From the data below, reproduce verbatim every line from the one containing "bar-segment [165,309,189,326]" through the one containing "legend-item: Middle East", inclusive of both.

* Dataset rows
● ● ● ● ●
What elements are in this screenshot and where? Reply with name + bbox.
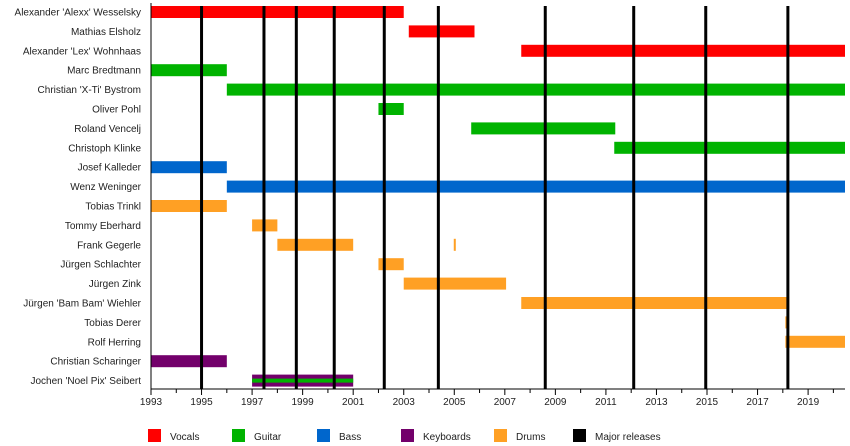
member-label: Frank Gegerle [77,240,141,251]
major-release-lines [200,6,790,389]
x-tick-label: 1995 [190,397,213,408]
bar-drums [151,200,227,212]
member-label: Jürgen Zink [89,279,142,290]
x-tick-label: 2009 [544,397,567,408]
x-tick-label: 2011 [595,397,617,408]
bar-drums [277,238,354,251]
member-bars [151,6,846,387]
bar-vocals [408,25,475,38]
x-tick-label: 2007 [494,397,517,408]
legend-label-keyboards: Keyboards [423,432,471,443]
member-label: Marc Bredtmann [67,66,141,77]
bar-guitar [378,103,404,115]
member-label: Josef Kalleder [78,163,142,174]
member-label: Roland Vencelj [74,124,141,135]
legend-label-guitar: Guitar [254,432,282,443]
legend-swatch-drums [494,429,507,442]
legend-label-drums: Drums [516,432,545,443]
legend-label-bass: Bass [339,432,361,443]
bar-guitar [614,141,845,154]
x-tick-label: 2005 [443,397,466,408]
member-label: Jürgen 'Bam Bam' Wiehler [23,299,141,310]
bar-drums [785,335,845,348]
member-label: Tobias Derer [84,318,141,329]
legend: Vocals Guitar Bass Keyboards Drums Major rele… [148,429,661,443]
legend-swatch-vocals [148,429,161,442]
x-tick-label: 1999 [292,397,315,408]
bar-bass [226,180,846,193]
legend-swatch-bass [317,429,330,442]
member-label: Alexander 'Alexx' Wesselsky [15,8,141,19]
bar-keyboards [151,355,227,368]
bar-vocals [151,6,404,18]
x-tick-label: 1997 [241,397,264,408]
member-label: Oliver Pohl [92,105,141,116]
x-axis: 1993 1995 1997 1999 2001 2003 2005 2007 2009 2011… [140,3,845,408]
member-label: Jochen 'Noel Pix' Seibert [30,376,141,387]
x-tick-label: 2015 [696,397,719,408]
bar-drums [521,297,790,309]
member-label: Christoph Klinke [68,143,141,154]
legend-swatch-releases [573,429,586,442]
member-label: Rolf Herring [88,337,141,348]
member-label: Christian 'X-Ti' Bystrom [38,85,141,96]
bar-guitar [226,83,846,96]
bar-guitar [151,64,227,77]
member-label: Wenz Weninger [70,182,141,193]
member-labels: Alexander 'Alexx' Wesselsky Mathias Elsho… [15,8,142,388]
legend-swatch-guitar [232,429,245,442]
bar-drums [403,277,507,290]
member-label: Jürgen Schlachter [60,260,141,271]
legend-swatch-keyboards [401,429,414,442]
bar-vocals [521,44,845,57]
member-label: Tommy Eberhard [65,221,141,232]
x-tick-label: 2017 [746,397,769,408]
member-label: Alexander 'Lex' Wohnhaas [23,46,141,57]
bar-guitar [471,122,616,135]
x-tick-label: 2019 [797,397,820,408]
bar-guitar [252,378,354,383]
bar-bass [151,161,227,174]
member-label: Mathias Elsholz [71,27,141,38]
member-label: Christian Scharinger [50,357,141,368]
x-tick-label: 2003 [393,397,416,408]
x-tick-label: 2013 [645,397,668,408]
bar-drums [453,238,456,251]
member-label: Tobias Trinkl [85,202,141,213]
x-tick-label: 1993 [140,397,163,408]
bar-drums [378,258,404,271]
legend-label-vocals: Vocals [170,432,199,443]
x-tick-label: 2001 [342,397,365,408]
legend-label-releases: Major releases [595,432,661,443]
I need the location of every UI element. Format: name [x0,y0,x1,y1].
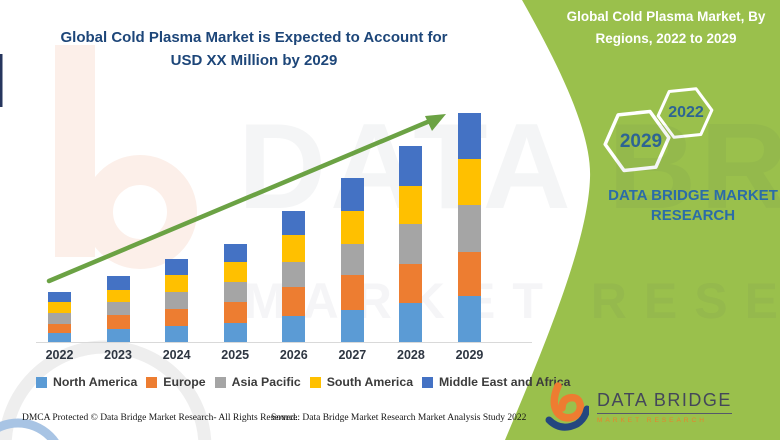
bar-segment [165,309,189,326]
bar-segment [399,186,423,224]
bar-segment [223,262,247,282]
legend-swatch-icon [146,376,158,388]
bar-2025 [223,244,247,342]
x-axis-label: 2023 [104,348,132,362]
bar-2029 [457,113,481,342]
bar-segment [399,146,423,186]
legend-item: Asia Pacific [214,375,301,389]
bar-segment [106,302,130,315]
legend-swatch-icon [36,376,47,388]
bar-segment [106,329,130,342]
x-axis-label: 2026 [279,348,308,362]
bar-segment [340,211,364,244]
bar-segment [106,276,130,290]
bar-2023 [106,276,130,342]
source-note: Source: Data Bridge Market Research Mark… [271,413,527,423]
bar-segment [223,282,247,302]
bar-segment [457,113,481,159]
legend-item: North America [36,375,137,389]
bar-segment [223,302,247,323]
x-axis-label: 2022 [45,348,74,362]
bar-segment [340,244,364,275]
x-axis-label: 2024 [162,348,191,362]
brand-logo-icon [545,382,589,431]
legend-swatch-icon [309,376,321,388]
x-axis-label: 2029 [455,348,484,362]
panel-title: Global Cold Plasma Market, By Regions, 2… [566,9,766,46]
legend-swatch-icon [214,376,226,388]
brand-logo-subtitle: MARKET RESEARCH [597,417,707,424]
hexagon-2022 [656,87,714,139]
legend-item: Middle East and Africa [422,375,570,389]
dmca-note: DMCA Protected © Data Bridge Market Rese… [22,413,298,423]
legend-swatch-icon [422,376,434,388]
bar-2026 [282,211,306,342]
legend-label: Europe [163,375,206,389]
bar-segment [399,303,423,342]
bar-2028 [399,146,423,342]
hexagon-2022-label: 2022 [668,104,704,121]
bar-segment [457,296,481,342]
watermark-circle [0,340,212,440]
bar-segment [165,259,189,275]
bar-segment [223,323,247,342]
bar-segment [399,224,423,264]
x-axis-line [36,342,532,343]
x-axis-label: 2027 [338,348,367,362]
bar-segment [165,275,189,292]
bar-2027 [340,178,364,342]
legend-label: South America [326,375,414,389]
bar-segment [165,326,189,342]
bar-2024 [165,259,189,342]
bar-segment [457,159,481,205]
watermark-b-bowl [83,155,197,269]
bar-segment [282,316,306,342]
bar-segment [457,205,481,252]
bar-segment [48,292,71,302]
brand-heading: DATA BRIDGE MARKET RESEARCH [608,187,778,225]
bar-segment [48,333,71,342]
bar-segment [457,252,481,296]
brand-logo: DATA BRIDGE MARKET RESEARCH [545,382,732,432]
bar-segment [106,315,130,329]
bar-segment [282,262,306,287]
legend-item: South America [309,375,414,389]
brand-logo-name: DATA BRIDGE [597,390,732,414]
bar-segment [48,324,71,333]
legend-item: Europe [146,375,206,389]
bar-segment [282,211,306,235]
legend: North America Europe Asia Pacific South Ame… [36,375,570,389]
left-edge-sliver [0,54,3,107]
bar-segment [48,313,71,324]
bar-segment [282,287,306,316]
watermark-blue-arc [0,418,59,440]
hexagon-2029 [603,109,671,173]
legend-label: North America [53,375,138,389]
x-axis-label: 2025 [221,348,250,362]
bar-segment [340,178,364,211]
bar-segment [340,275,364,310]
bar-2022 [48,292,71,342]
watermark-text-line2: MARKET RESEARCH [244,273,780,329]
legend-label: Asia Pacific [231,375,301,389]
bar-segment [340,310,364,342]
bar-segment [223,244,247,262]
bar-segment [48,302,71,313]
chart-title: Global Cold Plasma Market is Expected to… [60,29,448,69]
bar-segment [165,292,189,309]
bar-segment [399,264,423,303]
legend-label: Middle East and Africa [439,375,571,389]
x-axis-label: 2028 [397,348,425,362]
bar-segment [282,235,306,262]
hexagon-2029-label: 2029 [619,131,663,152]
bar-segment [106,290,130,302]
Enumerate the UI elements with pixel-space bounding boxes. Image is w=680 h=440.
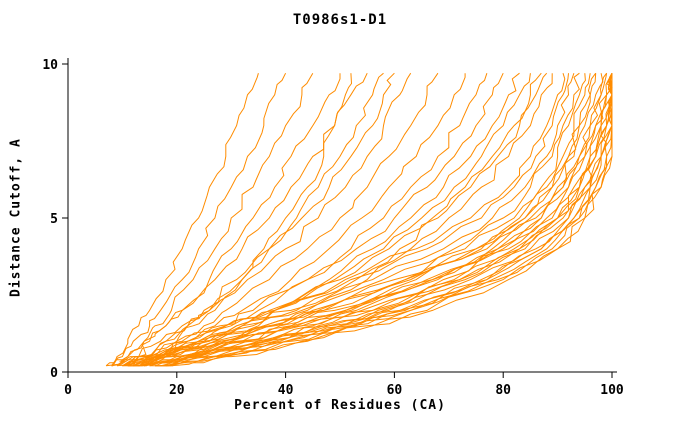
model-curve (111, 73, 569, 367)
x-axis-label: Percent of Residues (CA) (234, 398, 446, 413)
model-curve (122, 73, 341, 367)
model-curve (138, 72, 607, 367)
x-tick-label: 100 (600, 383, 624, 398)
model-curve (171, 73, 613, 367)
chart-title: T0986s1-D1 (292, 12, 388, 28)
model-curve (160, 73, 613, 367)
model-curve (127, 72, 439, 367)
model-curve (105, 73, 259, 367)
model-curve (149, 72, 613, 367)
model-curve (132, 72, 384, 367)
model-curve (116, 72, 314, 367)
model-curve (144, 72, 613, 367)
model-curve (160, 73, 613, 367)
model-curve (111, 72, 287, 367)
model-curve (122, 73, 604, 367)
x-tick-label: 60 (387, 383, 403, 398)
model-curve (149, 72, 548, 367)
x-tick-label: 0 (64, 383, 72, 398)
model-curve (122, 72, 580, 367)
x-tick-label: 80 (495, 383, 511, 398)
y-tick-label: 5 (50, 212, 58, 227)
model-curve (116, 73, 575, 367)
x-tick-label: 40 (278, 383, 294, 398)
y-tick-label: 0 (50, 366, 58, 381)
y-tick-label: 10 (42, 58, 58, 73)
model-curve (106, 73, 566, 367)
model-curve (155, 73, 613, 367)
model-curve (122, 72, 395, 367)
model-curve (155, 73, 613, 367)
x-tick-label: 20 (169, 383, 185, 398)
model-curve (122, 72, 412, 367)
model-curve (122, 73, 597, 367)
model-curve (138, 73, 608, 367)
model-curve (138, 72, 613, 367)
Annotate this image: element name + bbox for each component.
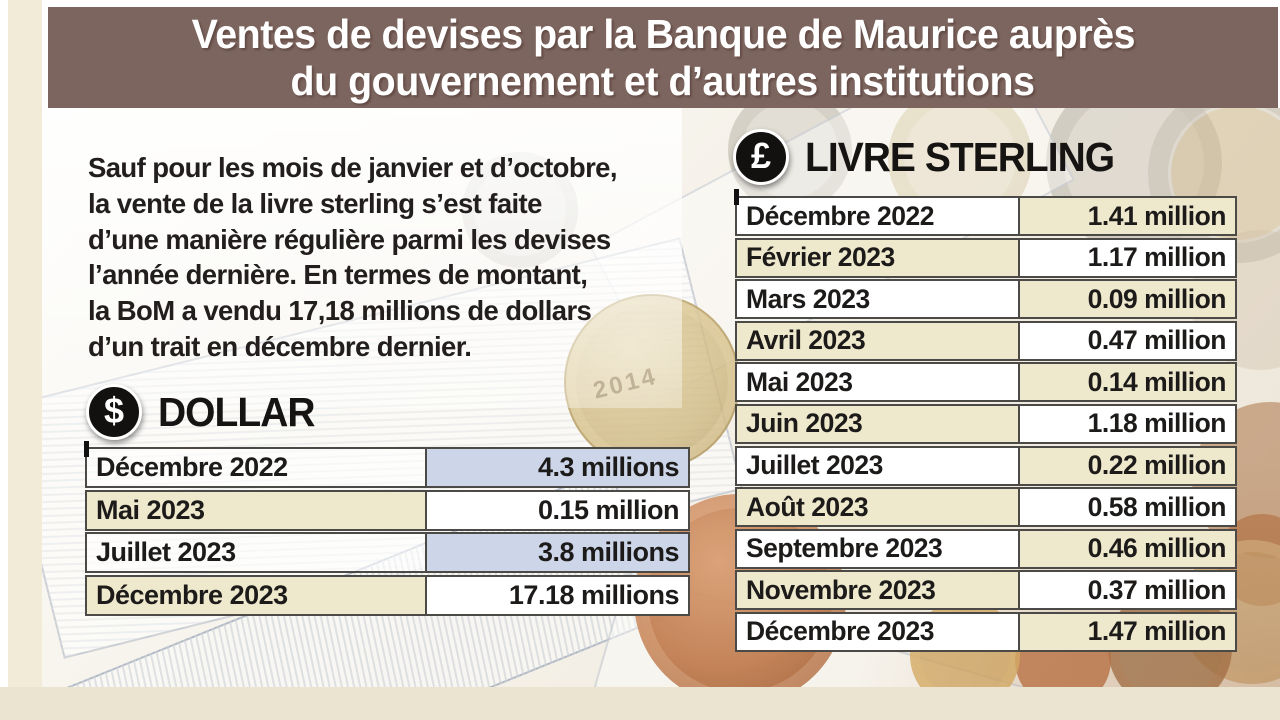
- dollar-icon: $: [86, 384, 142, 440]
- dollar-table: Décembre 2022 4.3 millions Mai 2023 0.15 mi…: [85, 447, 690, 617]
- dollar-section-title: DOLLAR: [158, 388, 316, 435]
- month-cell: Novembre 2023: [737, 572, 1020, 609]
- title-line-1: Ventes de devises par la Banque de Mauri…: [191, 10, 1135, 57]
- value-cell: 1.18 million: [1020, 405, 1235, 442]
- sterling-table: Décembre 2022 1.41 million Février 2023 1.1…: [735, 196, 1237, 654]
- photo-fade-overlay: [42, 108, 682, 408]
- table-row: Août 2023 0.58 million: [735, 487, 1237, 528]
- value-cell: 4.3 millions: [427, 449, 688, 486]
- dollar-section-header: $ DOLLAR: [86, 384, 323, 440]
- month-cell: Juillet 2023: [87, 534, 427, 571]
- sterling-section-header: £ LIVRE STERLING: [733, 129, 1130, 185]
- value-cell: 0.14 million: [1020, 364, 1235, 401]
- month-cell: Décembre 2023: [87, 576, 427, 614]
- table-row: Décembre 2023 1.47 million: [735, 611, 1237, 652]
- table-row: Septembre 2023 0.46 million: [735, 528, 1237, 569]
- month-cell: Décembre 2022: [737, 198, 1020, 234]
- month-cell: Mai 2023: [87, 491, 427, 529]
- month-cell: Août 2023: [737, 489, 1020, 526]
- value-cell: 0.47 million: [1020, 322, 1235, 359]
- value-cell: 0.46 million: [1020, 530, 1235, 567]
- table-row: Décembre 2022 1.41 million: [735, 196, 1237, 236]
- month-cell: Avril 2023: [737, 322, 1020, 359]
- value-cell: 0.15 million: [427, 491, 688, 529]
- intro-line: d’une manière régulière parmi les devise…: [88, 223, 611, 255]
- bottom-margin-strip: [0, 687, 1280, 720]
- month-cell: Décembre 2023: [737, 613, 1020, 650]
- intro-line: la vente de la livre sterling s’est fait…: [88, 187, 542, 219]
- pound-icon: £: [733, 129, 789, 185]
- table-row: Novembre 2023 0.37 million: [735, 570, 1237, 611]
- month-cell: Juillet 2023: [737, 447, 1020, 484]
● ● ● ● ●
* Solution
bar-segment [165,309,189,326]
bar-segment [399,186,423,224]
bar-segment [223,262,247,282]
legend-swatch-icon [146,376,158,388]
bar-2025 [223,244,247,342]
x-axis-label: 2023 [104,348,132,362]
bar-2029 [457,113,481,342]
bar-segment [399,146,423,186]
legend-item: Asia Pacific [214,375,301,389]
bar-segment [106,302,130,315]
legend-swatch-icon [36,376,47,388]
bar-segment [106,329,130,342]
x-axis-label: 2026 [279,348,308,362]
bar-segment [340,211,364,244]
bar-segment [106,276,130,290]
bar-2023 [106,276,130,342]
source-note: Source: Data Bridge Market Research Mark… [271,413,527,423]
bar-segment [223,282,247,302]
bar-segment [457,113,481,159]
legend-item: North America [36,375,137,389]
bar-segment [223,302,247,323]
x-axis-label: 2022 [45,348,74,362]
bar-segment [340,244,364,275]
x-axis-label: 2024 [162,348,191,362]
brand-logo-icon [545,382,589,431]
legend-swatch-icon [309,376,321,388]
x-axis-label: 2029 [455,348,484,362]
panel-title: Global Cold Plasma Market, By Regions, 2… [566,9,766,46]
legend-swatch-icon [214,376,226,388]
brand-logo-subtitle: MARKET RESEARCH [597,417,707,424]
hexagon-2022 [656,87,714,139]
legend-item: Middle East and Africa [422,375,570,389]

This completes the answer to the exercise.